▶ **BRIEF**: Copy out each line of the material below with no changes.

▶ **DATA FOR THE TASK**:

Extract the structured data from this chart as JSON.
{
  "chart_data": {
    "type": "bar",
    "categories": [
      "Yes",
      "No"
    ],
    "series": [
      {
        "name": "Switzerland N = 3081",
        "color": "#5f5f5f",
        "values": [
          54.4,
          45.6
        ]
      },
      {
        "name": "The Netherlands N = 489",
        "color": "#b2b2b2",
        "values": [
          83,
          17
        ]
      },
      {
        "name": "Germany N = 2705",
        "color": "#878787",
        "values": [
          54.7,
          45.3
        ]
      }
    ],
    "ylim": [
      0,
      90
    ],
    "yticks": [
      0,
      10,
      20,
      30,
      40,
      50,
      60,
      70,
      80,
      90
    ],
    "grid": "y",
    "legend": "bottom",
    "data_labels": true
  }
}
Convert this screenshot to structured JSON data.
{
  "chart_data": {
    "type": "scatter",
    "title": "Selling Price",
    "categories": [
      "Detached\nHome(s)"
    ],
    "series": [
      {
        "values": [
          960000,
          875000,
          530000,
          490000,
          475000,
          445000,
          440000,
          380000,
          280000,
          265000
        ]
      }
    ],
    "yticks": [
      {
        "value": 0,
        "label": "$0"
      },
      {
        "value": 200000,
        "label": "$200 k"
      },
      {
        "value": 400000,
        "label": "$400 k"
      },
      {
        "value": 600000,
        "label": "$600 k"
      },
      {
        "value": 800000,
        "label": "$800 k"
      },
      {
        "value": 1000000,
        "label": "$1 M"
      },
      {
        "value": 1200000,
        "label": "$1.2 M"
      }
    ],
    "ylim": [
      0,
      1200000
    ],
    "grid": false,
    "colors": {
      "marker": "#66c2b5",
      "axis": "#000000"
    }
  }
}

▶ **EXERCISE RESPONSE**:
Extract the structured data from this chart as JSON.
{
  "chart_data": {
    "type": "bar",
    "categories": [
      "Yes",
      "No"
    ],
    "series": [
      {
        "name": "Switzerland N = 3081",
        "color": "#5f5f5f",
        "values": [
          54.4,
          45.6
        ]
      },
      {
        "name": "The Netherlands N = 489",
        "color": "#b2b2b2",
        "values": [
          83,
          17
        ]
      },
      {
        "name": "Germany N = 2705",
        "color": "#878787",
        "values": [
          54.7,
          45.3
        ]
      }
    ],
    "ylim": [
      0,
      90
    ],
    "yticks": [
      0,
      10,
      20,
      30,
      40,
      50,
      60,
      70,
      80,
      90
    ],
    "grid": "y",
    "legend": "bottom",
    "data_labels": true
  }
}
Convert this screenshot to structured JSON data.
{
  "chart_data": {
    "type": "scatter",
    "title": "Selling Price",
    "categories": [
      "Detached\nHome(s)"
    ],
    "series": [
      {
        "values": [
          960000,
          875000,
          530000,
          490000,
          475000,
          445000,
          440000,
          380000,
          280000,
          265000
        ]
      }
    ],
    "yticks": [
      {
        "value": 0,
        "label": "$0"
      },
      {
        "value": 200000,
        "label": "$200 k"
      },
      {
        "value": 400000,
        "label": "$400 k"
      },
      {
        "value": 600000,
        "label": "$600 k"
      },
      {
        "value": 800000,
        "label": "$800 k"
      },
      {
        "value": 1000000,
        "label": "$1 M"
      },
      {
        "value": 1200000,
        "label": "$1.2 M"
      }
    ],
    "ylim": [
      0,
      1200000
    ],
    "grid": false,
    "colors": {
      "marker": "#66c2b5",
      "axis": "#000000"
    }
  }
}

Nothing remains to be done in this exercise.